* TASK GOAL
Set down each record exactly as written.

--- START MATERIAL SUPPLIED ---

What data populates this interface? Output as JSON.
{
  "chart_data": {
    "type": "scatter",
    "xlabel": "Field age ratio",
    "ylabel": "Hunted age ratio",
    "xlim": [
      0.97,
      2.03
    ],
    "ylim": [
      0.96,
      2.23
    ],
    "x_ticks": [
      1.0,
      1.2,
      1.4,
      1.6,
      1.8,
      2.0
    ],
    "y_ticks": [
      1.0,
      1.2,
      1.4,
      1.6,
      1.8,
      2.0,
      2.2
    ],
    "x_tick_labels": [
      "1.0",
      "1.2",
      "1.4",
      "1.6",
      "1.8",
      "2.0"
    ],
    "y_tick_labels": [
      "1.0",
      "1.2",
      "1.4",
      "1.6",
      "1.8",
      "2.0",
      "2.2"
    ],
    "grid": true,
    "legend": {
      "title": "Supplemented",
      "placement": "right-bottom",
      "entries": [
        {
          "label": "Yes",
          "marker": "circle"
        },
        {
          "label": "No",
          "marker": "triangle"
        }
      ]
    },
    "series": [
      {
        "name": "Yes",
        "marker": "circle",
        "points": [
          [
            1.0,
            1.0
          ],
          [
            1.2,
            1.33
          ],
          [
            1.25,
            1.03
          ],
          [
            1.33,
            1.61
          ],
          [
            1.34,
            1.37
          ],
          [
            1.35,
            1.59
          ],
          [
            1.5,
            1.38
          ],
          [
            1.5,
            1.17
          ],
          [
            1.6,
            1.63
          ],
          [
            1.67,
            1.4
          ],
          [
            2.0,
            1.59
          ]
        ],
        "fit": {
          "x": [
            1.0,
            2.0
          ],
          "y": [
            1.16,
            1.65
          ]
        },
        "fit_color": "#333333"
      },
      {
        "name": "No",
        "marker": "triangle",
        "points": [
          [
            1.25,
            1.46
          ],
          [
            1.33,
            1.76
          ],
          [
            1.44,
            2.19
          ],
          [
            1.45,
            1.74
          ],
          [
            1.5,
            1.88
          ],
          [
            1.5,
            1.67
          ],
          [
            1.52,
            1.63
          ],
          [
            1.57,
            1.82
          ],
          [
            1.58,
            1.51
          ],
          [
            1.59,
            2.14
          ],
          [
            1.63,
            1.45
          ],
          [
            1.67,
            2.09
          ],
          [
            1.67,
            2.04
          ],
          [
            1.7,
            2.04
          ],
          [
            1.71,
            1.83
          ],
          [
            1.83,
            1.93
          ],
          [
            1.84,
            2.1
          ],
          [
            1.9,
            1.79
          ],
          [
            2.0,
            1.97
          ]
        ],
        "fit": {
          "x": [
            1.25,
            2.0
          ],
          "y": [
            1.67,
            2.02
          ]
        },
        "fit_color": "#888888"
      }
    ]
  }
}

--- END MATERIAL SUPPLIED ---

* TASK RESPONSE
What data populates this interface? Output as JSON.
{
  "chart_data": {
    "type": "scatter",
    "xlabel": "Field age ratio",
    "ylabel": "Hunted age ratio",
    "xlim": [
      0.97,
      2.03
    ],
    "ylim": [
      0.96,
      2.23
    ],
    "x_ticks": [
      1.0,
      1.2,
      1.4,
      1.6,
      1.8,
      2.0
    ],
    "y_ticks": [
      1.0,
      1.2,
      1.4,
      1.6,
      1.8,
      2.0,
      2.2
    ],
    "x_tick_labels": [
      "1.0",
      "1.2",
      "1.4",
      "1.6",
      "1.8",
      "2.0"
    ],
    "y_tick_labels": [
      "1.0",
      "1.2",
      "1.4",
      "1.6",
      "1.8",
      "2.0",
      "2.2"
    ],
    "grid": true,
    "legend": {
      "title": "Supplemented",
      "placement": "right-bottom",
      "entries": [
        {
          "label": "Yes",
          "marker": "circle"
        },
        {
          "label": "No",
          "marker": "triangle"
        }
      ]
    },
    "series": [
      {
        "name": "Yes",
        "marker": "circle",
        "points": [
          [
            1.0,
            1.0
          ],
          [
            1.2,
            1.33
          ],
          [
            1.25,
            1.03
          ],
          [
            1.33,
            1.61
          ],
          [
            1.34,
            1.37
          ],
          [
            1.35,
            1.59
          ],
          [
            1.5,
            1.38
          ],
          [
            1.5,
            1.17
          ],
          [
            1.6,
            1.63
          ],
          [
            1.67,
            1.4
          ],
          [
            2.0,
            1.59
          ]
        ],
        "fit": {
          "x": [
            1.0,
            2.0
          ],
          "y": [
            1.16,
            1.65
          ]
        },
        "fit_color": "#333333"
      },
      {
        "name": "No",
        "marker": "triangle",
        "points": [
          [
            1.25,
            1.46
          ],
          [
            1.33,
            1.76
          ],
          [
            1.44,
            2.19
          ],
          [
            1.45,
            1.74
          ],
          [
            1.5,
            1.88
          ],
          [
            1.5,
            1.67
          ],
          [
            1.52,
            1.63
          ],
          [
            1.57,
            1.82
          ],
          [
            1.58,
            1.51
          ],
          [
            1.59,
            2.14
          ],
          [
            1.63,
            1.45
          ],
          [
            1.67,
            2.09
          ],
          [
            1.67,
            2.04
          ],
          [
            1.7,
            2.04
          ],
          [
            1.71,
            1.83
          ],
          [
            1.83,
            1.93
          ],
          [
            1.84,
            2.1
          ],
          [
            1.9,
            1.79
          ],
          [
            2.0,
            1.97
          ]
        ],
        "fit": {
          "x": [
            1.25,
            2.0
          ],
          "y": [
            1.67,
            2.02
          ]
        },
        "fit_color": "#888888"
      }
    ]
  }
}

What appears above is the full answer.